Work instructions: Could you reproduce word for word the entries from the first line through the line containing "bar xyxy=(168,369,183,389)", including both of those lines?
═════ Recorded information
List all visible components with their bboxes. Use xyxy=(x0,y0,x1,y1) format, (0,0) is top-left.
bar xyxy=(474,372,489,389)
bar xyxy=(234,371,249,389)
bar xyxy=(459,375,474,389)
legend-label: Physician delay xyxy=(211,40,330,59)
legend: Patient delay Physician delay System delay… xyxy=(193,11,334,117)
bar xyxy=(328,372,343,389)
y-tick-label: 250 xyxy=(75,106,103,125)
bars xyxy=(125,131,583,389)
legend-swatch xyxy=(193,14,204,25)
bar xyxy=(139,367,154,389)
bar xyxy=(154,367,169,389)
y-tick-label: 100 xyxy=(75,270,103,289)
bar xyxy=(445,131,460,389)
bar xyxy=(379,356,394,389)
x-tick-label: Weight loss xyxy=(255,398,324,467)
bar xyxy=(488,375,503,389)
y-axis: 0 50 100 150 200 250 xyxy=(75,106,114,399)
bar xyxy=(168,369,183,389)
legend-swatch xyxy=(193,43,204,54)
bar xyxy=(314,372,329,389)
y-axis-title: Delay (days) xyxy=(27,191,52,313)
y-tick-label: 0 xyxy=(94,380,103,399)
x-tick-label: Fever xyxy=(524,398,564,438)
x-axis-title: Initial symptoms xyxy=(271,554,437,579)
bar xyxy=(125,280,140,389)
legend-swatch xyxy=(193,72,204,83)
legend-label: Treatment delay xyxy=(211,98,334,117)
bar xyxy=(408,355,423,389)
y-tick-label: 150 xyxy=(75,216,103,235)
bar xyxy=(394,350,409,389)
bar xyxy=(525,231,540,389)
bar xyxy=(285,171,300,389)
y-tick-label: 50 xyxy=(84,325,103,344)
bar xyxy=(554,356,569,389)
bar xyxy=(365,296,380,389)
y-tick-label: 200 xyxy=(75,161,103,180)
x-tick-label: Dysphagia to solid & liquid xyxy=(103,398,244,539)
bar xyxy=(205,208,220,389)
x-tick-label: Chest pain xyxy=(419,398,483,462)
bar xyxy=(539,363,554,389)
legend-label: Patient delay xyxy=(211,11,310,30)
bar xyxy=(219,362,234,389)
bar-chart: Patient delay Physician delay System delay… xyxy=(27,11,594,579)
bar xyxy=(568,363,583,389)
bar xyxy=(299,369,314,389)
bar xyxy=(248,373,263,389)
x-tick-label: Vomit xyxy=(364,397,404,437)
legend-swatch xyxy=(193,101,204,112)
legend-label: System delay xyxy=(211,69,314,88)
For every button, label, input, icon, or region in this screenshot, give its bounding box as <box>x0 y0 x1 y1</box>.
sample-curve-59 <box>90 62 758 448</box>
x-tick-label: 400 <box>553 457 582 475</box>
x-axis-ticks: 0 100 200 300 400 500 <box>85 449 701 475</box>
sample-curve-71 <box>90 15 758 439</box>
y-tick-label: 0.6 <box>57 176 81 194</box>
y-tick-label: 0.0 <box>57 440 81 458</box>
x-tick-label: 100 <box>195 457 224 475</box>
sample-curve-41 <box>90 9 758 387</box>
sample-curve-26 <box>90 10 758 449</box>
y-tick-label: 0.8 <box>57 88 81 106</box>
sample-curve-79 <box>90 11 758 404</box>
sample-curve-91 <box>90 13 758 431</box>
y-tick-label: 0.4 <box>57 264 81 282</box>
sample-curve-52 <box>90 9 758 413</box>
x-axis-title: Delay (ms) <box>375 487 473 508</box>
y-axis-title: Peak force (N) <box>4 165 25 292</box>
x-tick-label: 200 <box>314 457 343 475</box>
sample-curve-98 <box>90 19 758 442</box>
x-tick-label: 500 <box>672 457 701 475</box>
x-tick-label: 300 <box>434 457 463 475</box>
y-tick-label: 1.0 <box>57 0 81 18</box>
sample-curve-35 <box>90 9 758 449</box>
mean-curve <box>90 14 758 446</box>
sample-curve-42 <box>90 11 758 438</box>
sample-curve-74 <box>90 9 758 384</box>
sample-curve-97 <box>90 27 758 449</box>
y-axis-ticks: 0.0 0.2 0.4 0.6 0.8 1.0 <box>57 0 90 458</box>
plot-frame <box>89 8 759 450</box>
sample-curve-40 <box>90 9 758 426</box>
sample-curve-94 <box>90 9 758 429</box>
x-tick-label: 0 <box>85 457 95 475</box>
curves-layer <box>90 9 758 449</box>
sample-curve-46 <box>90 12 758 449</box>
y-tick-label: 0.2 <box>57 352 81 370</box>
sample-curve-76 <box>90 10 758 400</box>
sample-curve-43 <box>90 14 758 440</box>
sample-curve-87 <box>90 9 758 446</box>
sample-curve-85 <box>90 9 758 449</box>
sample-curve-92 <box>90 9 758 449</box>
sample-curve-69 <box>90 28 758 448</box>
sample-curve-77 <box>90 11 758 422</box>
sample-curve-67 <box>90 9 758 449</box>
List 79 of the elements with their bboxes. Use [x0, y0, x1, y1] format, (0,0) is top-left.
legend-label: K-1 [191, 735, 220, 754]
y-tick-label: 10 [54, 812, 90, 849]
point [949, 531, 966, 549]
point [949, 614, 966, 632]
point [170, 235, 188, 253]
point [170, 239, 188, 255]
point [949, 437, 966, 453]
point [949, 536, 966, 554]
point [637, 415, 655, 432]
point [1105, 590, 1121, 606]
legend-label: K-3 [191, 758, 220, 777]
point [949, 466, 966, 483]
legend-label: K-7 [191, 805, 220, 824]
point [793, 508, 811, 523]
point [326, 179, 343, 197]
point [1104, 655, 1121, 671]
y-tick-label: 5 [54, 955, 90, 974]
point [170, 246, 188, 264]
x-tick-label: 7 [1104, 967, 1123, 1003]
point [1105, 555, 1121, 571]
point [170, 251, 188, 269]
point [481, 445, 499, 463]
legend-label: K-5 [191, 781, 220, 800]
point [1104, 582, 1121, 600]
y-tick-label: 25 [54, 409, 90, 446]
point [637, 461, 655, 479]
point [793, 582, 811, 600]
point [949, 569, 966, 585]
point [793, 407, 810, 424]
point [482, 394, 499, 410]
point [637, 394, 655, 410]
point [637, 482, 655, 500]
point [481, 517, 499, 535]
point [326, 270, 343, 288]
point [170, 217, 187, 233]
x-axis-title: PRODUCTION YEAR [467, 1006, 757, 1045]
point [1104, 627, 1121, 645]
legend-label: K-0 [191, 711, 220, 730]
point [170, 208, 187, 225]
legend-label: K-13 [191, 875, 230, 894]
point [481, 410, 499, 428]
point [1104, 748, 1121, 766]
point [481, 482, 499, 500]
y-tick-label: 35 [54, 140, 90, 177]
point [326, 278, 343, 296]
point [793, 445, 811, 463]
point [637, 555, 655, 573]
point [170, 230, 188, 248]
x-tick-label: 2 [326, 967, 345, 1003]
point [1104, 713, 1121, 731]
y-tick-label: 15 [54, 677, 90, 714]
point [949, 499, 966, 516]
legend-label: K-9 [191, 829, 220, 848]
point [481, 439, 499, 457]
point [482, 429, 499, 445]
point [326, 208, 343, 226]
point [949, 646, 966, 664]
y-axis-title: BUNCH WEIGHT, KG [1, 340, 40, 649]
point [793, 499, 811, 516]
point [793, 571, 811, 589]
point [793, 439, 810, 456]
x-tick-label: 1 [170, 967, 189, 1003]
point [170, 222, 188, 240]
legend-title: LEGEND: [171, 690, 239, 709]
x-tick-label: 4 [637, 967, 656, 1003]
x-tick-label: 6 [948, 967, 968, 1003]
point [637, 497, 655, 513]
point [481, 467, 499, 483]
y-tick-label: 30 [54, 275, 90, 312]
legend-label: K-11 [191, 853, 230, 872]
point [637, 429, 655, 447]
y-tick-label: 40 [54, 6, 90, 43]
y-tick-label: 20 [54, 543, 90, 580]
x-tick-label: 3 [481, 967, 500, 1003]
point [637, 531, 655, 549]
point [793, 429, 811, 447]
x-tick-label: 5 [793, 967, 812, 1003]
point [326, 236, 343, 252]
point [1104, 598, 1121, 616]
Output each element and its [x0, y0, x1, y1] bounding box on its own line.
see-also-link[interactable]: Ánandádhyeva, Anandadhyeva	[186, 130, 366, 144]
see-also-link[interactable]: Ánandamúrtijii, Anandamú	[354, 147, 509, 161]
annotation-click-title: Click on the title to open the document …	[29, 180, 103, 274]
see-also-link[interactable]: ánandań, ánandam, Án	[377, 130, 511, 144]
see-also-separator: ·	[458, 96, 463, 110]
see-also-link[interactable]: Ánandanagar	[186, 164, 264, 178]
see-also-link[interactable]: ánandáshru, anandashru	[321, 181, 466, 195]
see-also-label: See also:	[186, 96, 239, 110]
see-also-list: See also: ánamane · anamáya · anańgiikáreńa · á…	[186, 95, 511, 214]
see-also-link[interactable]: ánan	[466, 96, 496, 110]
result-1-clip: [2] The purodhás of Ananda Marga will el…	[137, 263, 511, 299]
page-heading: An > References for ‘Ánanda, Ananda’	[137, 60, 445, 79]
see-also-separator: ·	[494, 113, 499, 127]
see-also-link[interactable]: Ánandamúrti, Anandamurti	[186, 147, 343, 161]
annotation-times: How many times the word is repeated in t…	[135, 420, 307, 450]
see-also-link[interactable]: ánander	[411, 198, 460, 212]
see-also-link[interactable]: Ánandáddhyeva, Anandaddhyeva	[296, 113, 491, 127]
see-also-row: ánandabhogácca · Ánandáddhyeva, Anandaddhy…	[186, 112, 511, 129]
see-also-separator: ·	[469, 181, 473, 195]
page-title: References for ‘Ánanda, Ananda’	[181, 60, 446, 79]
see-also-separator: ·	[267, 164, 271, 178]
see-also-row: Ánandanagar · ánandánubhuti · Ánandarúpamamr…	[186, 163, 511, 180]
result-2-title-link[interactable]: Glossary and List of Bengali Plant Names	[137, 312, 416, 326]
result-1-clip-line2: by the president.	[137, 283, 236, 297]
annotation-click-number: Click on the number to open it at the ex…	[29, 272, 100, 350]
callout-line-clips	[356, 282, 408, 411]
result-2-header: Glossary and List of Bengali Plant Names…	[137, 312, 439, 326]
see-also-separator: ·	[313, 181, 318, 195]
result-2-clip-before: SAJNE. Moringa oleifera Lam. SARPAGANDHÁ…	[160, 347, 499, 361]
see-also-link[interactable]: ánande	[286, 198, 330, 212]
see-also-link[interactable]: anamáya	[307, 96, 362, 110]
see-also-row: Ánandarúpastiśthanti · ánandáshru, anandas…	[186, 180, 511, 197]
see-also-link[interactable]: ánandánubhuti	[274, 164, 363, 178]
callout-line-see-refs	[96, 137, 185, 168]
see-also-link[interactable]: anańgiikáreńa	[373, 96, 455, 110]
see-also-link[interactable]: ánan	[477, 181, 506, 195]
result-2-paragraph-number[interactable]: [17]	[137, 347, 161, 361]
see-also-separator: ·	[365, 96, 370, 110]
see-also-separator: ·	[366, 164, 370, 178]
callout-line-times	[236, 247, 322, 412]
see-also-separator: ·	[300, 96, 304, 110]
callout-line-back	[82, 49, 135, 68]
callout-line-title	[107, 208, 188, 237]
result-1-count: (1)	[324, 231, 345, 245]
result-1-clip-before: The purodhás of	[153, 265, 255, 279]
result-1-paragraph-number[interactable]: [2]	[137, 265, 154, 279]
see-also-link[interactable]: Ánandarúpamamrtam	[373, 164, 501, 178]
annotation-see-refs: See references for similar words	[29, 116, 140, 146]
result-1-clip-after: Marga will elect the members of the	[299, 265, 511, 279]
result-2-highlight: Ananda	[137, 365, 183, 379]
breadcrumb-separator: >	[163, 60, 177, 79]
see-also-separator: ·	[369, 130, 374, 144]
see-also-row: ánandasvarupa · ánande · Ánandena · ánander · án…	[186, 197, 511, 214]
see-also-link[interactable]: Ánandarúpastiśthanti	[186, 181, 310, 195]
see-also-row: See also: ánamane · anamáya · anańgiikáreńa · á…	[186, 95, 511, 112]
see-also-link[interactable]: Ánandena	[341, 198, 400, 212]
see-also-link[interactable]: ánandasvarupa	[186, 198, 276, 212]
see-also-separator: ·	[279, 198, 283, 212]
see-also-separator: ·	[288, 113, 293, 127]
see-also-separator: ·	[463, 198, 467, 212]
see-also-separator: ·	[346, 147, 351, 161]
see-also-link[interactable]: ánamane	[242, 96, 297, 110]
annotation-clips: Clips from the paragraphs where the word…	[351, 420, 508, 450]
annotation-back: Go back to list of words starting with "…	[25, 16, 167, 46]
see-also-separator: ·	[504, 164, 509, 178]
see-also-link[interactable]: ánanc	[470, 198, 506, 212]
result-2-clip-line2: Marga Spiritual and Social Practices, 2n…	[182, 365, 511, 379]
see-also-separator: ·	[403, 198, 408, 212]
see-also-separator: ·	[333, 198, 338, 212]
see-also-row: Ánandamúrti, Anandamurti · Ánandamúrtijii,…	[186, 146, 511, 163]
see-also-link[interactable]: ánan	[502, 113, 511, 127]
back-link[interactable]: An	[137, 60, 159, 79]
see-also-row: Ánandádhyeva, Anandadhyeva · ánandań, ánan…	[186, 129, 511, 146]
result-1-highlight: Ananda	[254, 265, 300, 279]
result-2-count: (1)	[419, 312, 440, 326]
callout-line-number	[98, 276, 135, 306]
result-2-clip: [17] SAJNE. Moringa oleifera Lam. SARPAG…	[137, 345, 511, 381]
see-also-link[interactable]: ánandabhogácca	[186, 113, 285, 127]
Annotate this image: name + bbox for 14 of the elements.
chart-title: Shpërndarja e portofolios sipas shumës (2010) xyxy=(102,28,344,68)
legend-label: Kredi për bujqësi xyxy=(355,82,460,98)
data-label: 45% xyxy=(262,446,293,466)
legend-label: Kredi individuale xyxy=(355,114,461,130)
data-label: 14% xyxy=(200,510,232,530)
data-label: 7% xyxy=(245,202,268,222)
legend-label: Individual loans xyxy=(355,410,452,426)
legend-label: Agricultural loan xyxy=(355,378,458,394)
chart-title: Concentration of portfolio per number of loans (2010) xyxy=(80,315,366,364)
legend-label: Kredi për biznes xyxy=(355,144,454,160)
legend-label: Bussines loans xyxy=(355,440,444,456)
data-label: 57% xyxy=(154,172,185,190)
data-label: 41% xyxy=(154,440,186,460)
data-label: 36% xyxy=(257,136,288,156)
══════════
Full response:
List all visible components with their bboxes. Use xyxy=(x0,y0,x1,y1) format, (0,0) is top-left.
bar xyxy=(474,372,489,389)
bar xyxy=(234,371,249,389)
bar xyxy=(459,375,474,389)
legend-label: Physician delay xyxy=(211,40,330,59)
legend: Patient delay Physician delay System delay… xyxy=(193,11,334,117)
bar xyxy=(328,372,343,389)
y-tick-label: 250 xyxy=(75,106,103,125)
bars xyxy=(125,131,583,389)
legend-swatch xyxy=(193,14,204,25)
bar xyxy=(139,367,154,389)
bar xyxy=(154,367,169,389)
y-tick-label: 100 xyxy=(75,270,103,289)
bar xyxy=(445,131,460,389)
bar xyxy=(379,356,394,389)
x-tick-label: Weight loss xyxy=(255,398,324,467)
bar xyxy=(488,375,503,389)
y-axis: 0 50 100 150 200 250 xyxy=(75,106,114,399)
bar xyxy=(168,369,183,389)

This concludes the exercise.